(begin)

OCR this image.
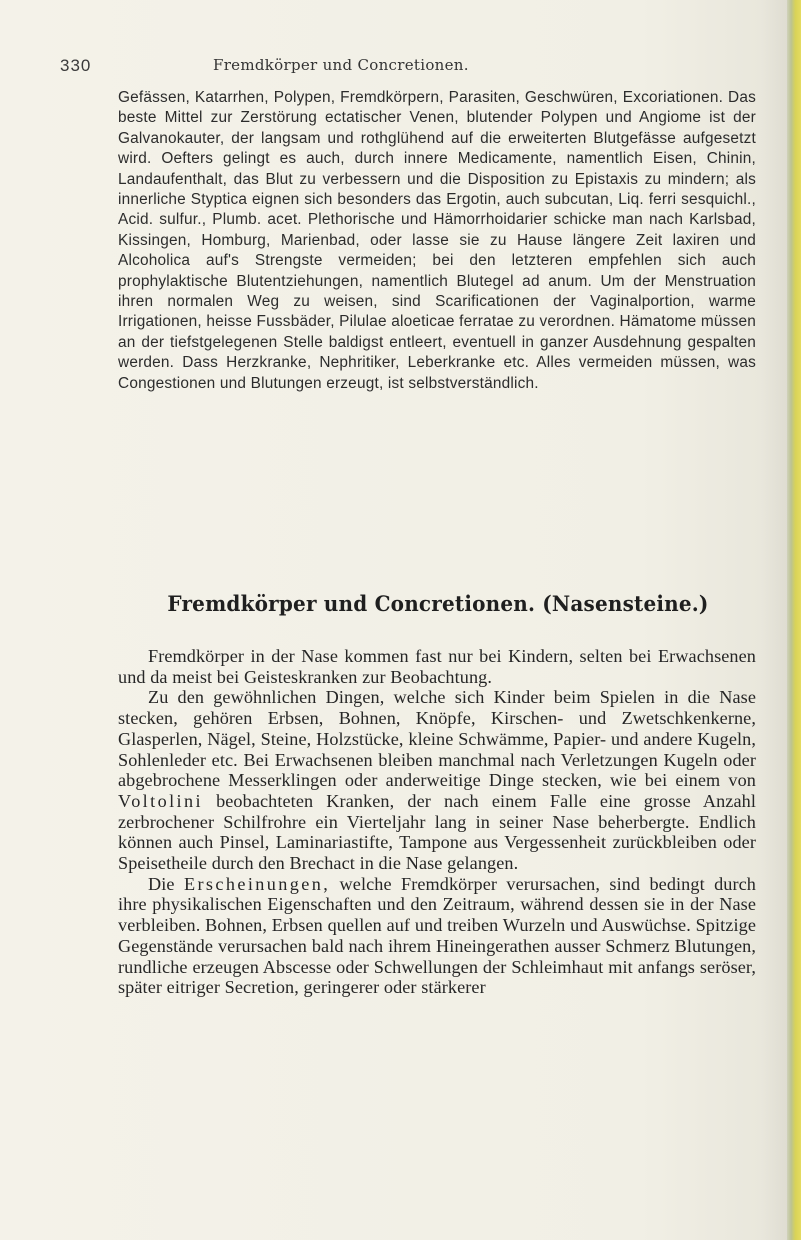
330	Fremdkörper und Concretionen.

Gefässen, Katarrhen, Polypen, Fremdkörpern, Parasiten, Geschwüren, Excoriationen. Das beste Mittel zur Zerstörung ectatischer Venen, blutender Polypen und Angiome ist der Galvanokauter, der langsam und rothglühend auf die erweiterten Blutgefässe aufgesetzt wird. Oefters gelingt es auch, durch innere Medicamente, namentlich Eisen, Chinin, Landaufenthalt, das Blut zu verbessern und die Disposition zu Epistaxis zu mindern; als innerliche Styptica eignen sich besonders das Ergotin, auch subcutan, Liq. ferri sesquichl., Acid. sulfur., Plumb. acet. Plethorische und Hämorrhoidarier schicke man nach Karlsbad, Kissingen, Homburg, Marienbad, oder lasse sie zu Hause längere Zeit laxiren und Alcoholica auf's Strengste vermeiden; bei den letzteren empfehlen sich auch prophylaktische Blutentziehungen, namentlich Blutegel ad anum. Um der Menstruation ihren normalen Weg zu weisen, sind Scarificationen der Vaginalportion, warme Irrigationen, heisse Fussbäder, Pilulae aloeticae ferratae zu verordnen. Hämatome müssen an der tiefstgelegenen Stelle baldigst entleert, eventuell in ganzer Ausdehnung gespalten werden. Dass Herzkranke, Nephritiker, Leberkranke etc. Alles vermeiden müssen, was Congestionen und Blutungen erzeugt, ist selbstverständlich.

Fremdkörper und Concretionen. (Nasensteine.)

Fremdkörper in der Nase kommen fast nur bei Kindern, selten bei Erwachsenen und da meist bei Geisteskranken zur Beobachtung.

Zu den gewöhnlichen Dingen, welche sich Kinder beim Spielen in die Nase stecken, gehören Erbsen, Bohnen, Knöpfe, Kirschen- und Zwetschkenkerne, Glasperlen, Nägel, Steine, Holzstücke, kleine Schwämme, Papier- und andere Kugeln, Sohlenleder etc. Bei Erwachsenen bleiben manchmal nach Verletzungen Kugeln oder abgebrochene Messerklingen oder anderweitige Dinge stecken, wie bei einem von Voltolini beobachteten Kranken, der nach einem Falle eine grosse Anzahl zerbrochener Schilfrohre ein Vierteljahr lang in seiner Nase beherbergte. Endlich können auch Pinsel, Laminariastifte, Tampone aus Vergessenheit zurückbleiben oder Speisetheile durch den Brechact in die Nase gelangen.

Die Erscheinungen, welche Fremdkörper verursachen, sind bedingt durch ihre physikalischen Eigenschaften und den Zeitraum, während dessen sie in der Nase verbleiben. Bohnen, Erbsen quellen auf und treiben Wurzeln und Auswüchse. Spitzige Gegenstände verursachen bald nach ihrem Hineingerathen ausser Schmerz Blutungen, rundliche erzeugen Abscesse oder Schwellungen der Schleimhaut mit anfangs seröser, später eitriger Secretion, geringerer oder stärkerer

(end)

Transcribe the whole listing exactly. Pictures are excluded.

__ANSWER TO THE PROBLEM__
OCR this image.
330	Fremdkörper und Concretionen.

Gefässen, Katarrhen, Polypen, Fremdkörpern, Parasiten, Geschwüren, Excoriationen. Das beste Mittel zur Zerstörung ectatischer Venen, blutender Polypen und Angiome ist der Galvanokauter, der langsam und rothglühend auf die erweiterten Blutgefässe aufgesetzt wird. Oefters gelingt es auch, durch innere Medicamente, namentlich Eisen, Chinin, Landaufenthalt, das Blut zu verbessern und die Disposition zu Epistaxis zu mindern; als innerliche Styptica eignen sich besonders das Ergotin, auch subcutan, Liq. ferri sesquichl., Acid. sulfur., Plumb. acet. Plethorische und Hämorrhoidarier schicke man nach Karlsbad, Kissingen, Homburg, Marienbad, oder lasse sie zu Hause längere Zeit laxiren und Alcoholica auf's Strengste vermeiden; bei den letzteren empfehlen sich auch prophylaktische Blutentziehungen, namentlich Blutegel ad anum. Um der Menstruation ihren normalen Weg zu weisen, sind Scarificationen der Vaginalportion, warme Irrigationen, heisse Fussbäder, Pilulae aloeticae ferratae zu verordnen. Hämatome müssen an der tiefstgelegenen Stelle baldigst entleert, eventuell in ganzer Ausdehnung gespalten werden. Dass Herzkranke, Nephritiker, Leberkranke etc. Alles vermeiden müssen, was Congestionen und Blutungen erzeugt, ist selbstverständlich.

Fremdkörper und Concretionen. (Nasensteine.)

Fremdkörper in der Nase kommen fast nur bei Kindern, selten bei Erwachsenen und da meist bei Geisteskranken zur Beobachtung.

Zu den gewöhnlichen Dingen, welche sich Kinder beim Spielen in die Nase stecken, gehören Erbsen, Bohnen, Knöpfe, Kirschen- und Zwetschkenkerne, Glasperlen, Nägel, Steine, Holzstücke, kleine Schwämme, Papier- und andere Kugeln, Sohlenleder etc. Bei Erwachsenen bleiben manchmal nach Verletzungen Kugeln oder abgebrochene Messerklingen oder anderweitige Dinge stecken, wie bei einem von Voltolini beobachteten Kranken, der nach einem Falle eine grosse Anzahl zerbrochener Schilfrohre ein Vierteljahr lang in seiner Nase beherbergte. Endlich können auch Pinsel, Laminariastifte, Tampone aus Vergessenheit zurückbleiben oder Speisetheile durch den Brechact in die Nase gelangen.

Die Erscheinungen, welche Fremdkörper verursachen, sind bedingt durch ihre physikalischen Eigenschaften und den Zeitraum, während dessen sie in der Nase verbleiben. Bohnen, Erbsen quellen auf und treiben Wurzeln und Auswüchse. Spitzige Gegenstände verursachen bald nach ihrem Hineingerathen ausser Schmerz Blutungen, rundliche erzeugen Abscesse oder Schwellungen der Schleimhaut mit anfangs seröser, später eitriger Secretion, geringerer oder stärkerer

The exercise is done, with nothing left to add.